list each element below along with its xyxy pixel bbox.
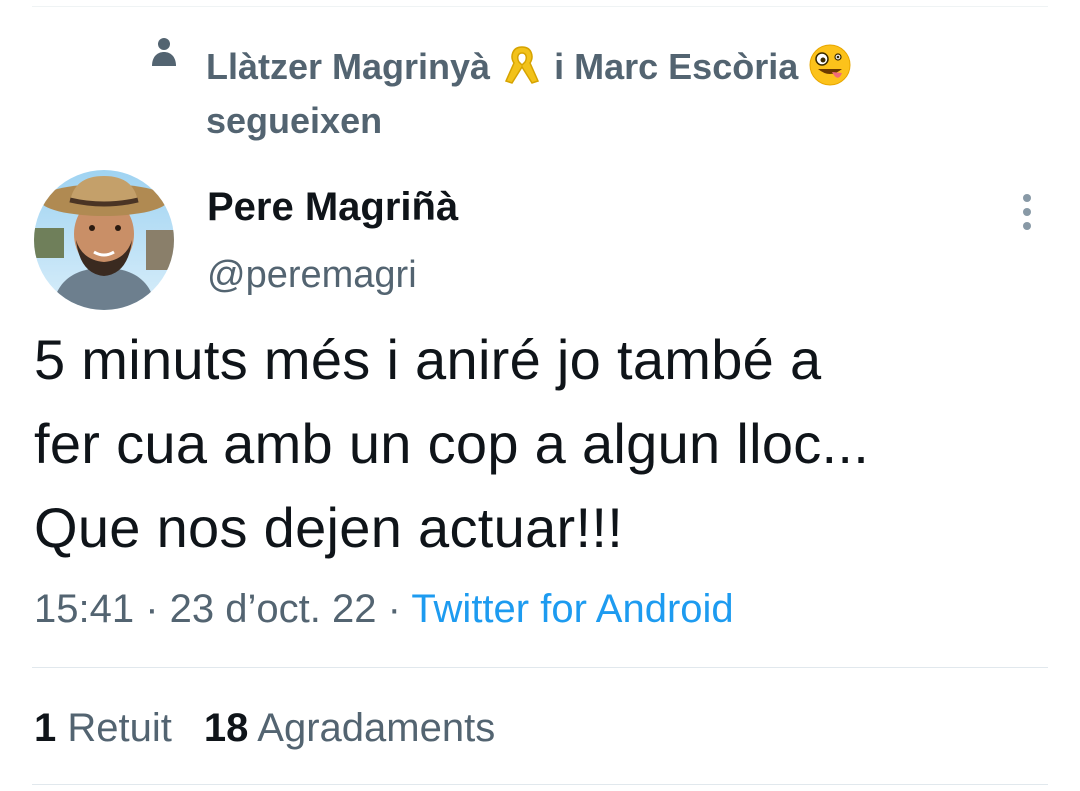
person-icon <box>152 38 176 66</box>
tweet-line: 5 minuts més i aniré jo també a <box>34 328 822 391</box>
tweet-line: fer cua amb un cop a algun lloc... <box>34 412 870 475</box>
tweet-time[interactable]: 15:41 <box>34 587 134 631</box>
more-dot-icon <box>1023 194 1031 202</box>
context-user-marc[interactable]: Marc Escòria <box>574 46 798 87</box>
tweet-source-link[interactable]: Twitter for Android <box>411 587 733 631</box>
tweet-stats: 1 Retuit 18 Agradaments <box>34 701 495 755</box>
divider <box>32 784 1048 785</box>
likes-count: 18 <box>203 706 249 750</box>
retweets-label: Retuit <box>67 706 172 750</box>
meta-separator: · <box>134 587 170 631</box>
zany-face-emoji-icon <box>809 44 851 86</box>
avatar[interactable] <box>34 170 174 310</box>
author-handle[interactable]: @peremagri <box>207 250 417 300</box>
retweets-count: 1 <box>34 706 57 750</box>
divider <box>32 667 1048 668</box>
more-options-button[interactable] <box>1012 190 1042 230</box>
more-dot-icon <box>1023 222 1031 230</box>
tweet-meta: 15:41 · 23 d’oct. 22 · Twitter for Andro… <box>34 582 734 636</box>
likes-stat[interactable]: 18 Agradaments <box>204 706 495 750</box>
tweet-line: Que nos dejen actuar!!! <box>34 496 624 559</box>
more-dot-icon <box>1023 208 1031 216</box>
context-action: segueixen <box>206 100 383 141</box>
retweets-stat[interactable]: 1 Retuit <box>34 706 172 750</box>
context-user-llatzer[interactable]: Llàtzer Magrinyà <box>206 46 490 87</box>
author-name[interactable]: Pere Magriñà <box>207 182 458 232</box>
yellow-ribbon-icon <box>505 46 540 84</box>
tweet-text: 5 minuts més i aniré jo també a fer cua … <box>34 318 1044 570</box>
top-divider <box>32 6 1048 7</box>
avatar-photo <box>34 170 174 310</box>
likes-label: Agradaments <box>257 706 496 750</box>
social-context-text: Llàtzer Magrinyà i Marc Escòria segueixe… <box>206 40 966 148</box>
tweet-date[interactable]: 23 d’oct. 22 <box>170 587 377 631</box>
context-connector: i <box>544 46 575 87</box>
meta-separator: · <box>376 587 412 631</box>
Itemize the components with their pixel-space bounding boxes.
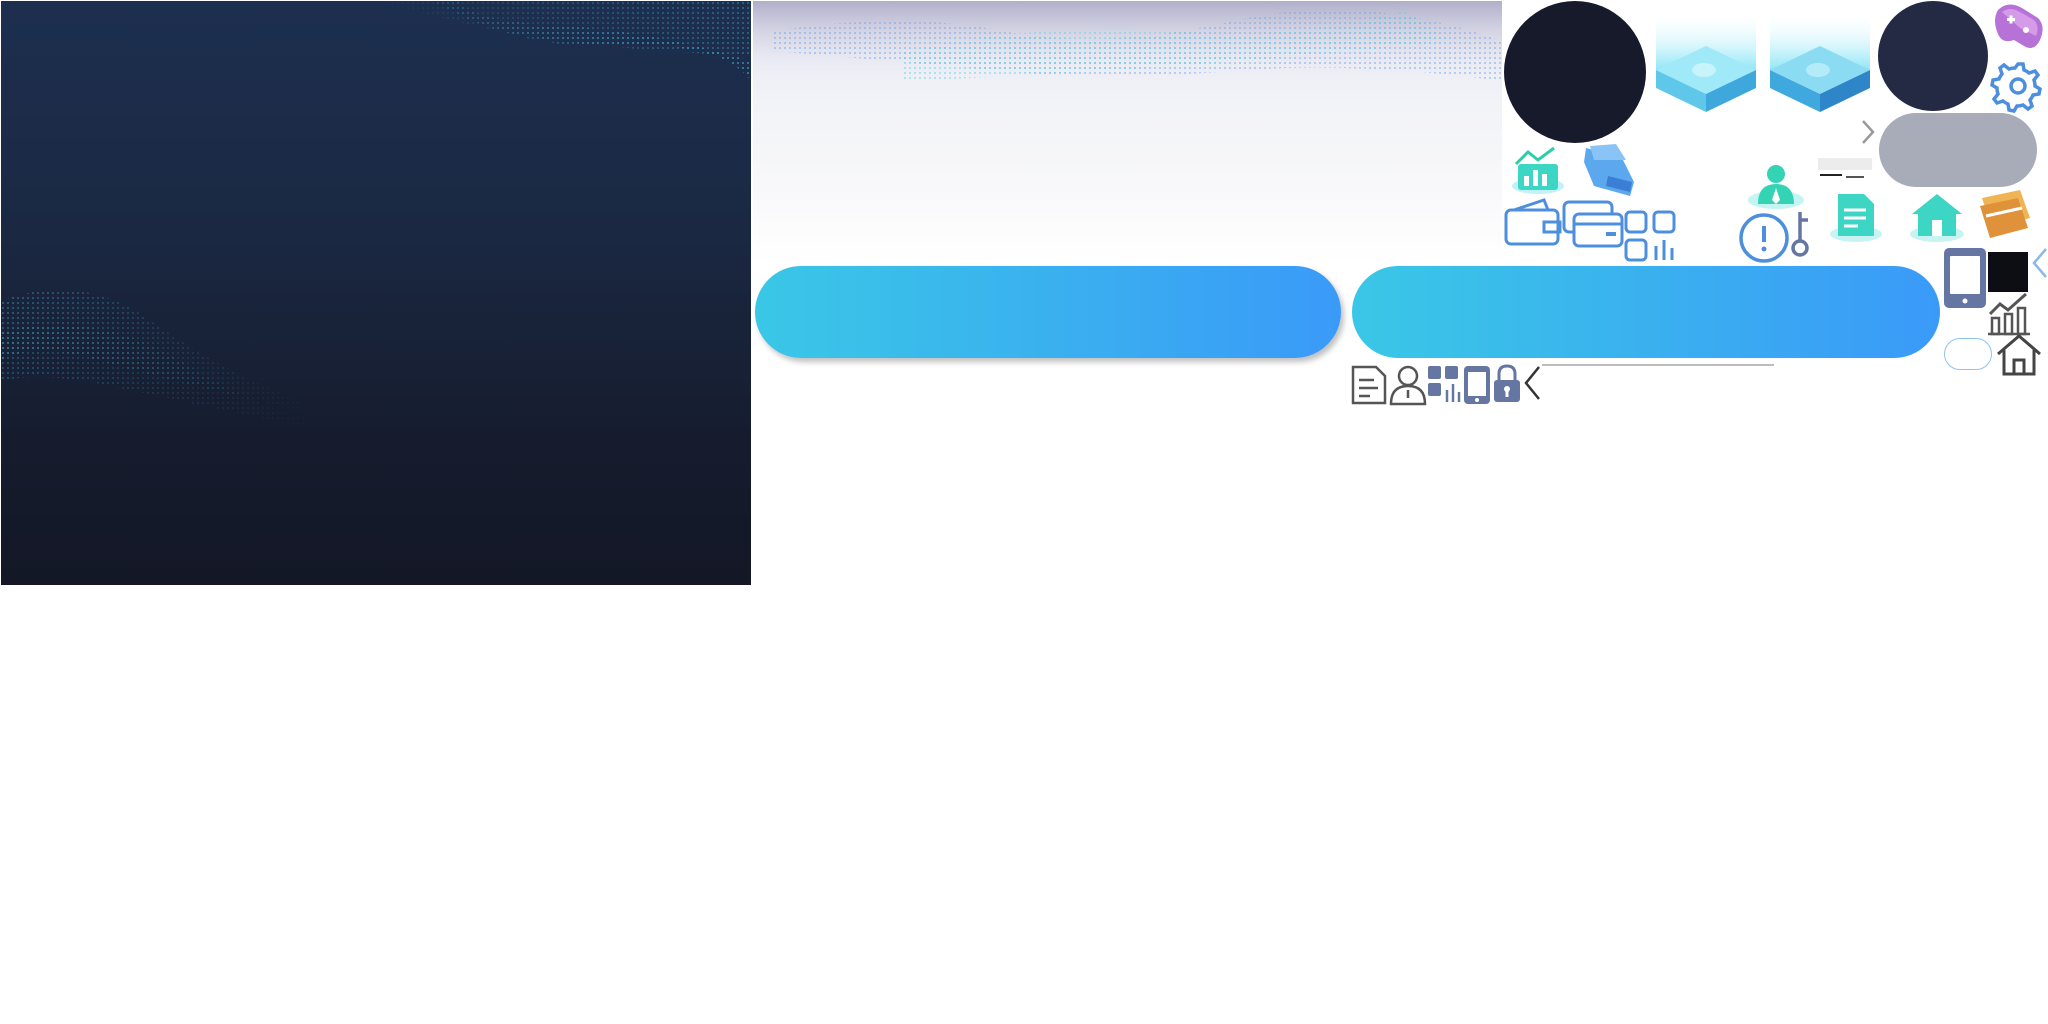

───

YOUR OBJECTIVE ->
Rewrite the data above, replacing "tweet-line" with "post-line" wherever it occurs and keeping everything else unchanged. Omit the pictures from your answer.

SOLUTION FOR THIS TASK ->
list each element below along with its xyxy pixel bbox.
person-icon <box>152 38 176 66</box>
post-line: 5 minuts més i aniré jo també a <box>34 328 822 391</box>
post-line: fer cua amb un cop a algun lloc... <box>34 412 870 475</box>
tweet-time[interactable]: 15:41 <box>34 587 134 631</box>
more-dot-icon <box>1023 194 1031 202</box>
context-user-marc[interactable]: Marc Escòria <box>574 46 798 87</box>
tweet-source-link[interactable]: Twitter for Android <box>411 587 733 631</box>
tweet-stats: 1 Retuit 18 Agradaments <box>34 701 495 755</box>
divider <box>32 784 1048 785</box>
likes-count: 18 <box>203 706 249 750</box>
retweets-label: Retuit <box>67 706 172 750</box>
meta-separator: · <box>134 587 170 631</box>
zany-face-emoji-icon <box>809 44 851 86</box>
avatar[interactable] <box>34 170 174 310</box>
author-handle[interactable]: @peremagri <box>207 250 417 300</box>
retweets-count: 1 <box>34 706 57 750</box>
divider <box>32 667 1048 668</box>
more-options-button[interactable] <box>1012 190 1042 230</box>
more-dot-icon <box>1023 222 1031 230</box>
tweet-meta: 15:41 · 23 d’oct. 22 · Twitter for Andro… <box>34 582 734 636</box>
likes-stat[interactable]: 18 Agradaments <box>204 706 495 750</box>
post-line: Que nos dejen actuar!!! <box>34 496 624 559</box>
more-dot-icon <box>1023 208 1031 216</box>
context-action: segueixen <box>206 100 383 141</box>
retweets-stat[interactable]: 1 Retuit <box>34 706 172 750</box>
context-user-llatzer[interactable]: Llàtzer Magrinyà <box>206 46 490 87</box>
author-name[interactable]: Pere Magriñà <box>207 182 458 232</box>
yellow-ribbon-icon <box>505 46 540 84</box>
tweet-text: 5 minuts més i aniré jo també a fer cua … <box>34 318 1044 570</box>
top-divider <box>32 6 1048 7</box>
avatar-photo <box>34 170 174 310</box>
likes-label: Agradaments <box>257 706 496 750</box>
social-context-text: Llàtzer Magrinyà i Marc Escòria segueixe… <box>206 40 966 148</box>
tweet-date[interactable]: 23 d’oct. 22 <box>170 587 377 631</box>
context-connector: i <box>544 46 575 87</box>
meta-separator: · <box>376 587 412 631</box>
Itemize the components with their pixel-space bounding boxes.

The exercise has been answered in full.